Exercise directions: Take each line containing "name" and report it exactly as written.

════════════════

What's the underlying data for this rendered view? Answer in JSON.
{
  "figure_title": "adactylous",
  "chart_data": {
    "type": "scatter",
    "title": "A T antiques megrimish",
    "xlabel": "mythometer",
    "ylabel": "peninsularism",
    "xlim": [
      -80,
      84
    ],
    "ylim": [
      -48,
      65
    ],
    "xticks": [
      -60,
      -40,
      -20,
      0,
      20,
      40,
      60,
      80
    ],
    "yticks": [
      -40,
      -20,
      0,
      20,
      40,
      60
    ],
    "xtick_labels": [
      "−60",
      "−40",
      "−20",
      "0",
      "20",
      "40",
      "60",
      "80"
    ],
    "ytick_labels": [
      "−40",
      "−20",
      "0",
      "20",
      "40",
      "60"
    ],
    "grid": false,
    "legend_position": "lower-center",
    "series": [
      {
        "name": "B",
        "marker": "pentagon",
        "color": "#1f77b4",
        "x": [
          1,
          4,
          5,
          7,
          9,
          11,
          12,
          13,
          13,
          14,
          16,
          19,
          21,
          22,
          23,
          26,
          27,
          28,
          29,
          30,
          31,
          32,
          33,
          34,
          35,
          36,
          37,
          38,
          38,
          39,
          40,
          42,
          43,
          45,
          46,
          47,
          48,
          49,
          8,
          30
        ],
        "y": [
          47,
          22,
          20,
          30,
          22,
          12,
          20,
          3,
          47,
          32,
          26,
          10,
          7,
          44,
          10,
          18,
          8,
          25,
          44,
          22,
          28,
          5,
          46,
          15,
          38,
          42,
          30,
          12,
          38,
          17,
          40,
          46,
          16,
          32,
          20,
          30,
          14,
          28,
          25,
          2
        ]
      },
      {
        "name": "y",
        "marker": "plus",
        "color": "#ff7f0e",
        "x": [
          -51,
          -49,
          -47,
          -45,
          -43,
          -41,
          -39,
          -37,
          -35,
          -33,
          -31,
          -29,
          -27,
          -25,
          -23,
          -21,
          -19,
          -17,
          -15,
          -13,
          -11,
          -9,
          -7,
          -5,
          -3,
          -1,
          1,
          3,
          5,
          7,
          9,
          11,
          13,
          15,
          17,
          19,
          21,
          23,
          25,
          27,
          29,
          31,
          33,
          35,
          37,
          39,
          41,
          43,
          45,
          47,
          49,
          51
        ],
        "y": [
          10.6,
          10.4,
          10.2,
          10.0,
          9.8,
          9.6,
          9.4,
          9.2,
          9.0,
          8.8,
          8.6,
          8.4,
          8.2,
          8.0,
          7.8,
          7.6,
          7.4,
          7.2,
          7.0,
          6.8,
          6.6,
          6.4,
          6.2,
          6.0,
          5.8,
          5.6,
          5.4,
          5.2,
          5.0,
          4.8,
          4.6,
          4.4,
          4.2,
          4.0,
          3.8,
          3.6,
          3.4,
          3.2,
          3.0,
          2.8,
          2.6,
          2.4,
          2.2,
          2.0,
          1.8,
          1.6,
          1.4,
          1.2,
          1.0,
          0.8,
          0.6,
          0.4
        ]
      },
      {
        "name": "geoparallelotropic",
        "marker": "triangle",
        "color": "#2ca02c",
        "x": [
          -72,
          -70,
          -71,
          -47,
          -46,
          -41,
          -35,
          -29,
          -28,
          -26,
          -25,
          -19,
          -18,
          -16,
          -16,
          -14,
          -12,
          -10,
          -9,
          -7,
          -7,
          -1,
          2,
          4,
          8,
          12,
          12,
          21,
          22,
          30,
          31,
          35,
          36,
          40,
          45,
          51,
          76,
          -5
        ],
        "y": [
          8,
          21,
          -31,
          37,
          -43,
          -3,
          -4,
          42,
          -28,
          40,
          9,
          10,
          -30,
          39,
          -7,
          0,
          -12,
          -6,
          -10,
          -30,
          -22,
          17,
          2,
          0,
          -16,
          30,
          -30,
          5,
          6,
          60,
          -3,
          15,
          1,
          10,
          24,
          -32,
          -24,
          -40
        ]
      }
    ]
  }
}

════════════════

Expected output:
        "name": "B",
        "name": "y",
        "name": "geoparallelotropic",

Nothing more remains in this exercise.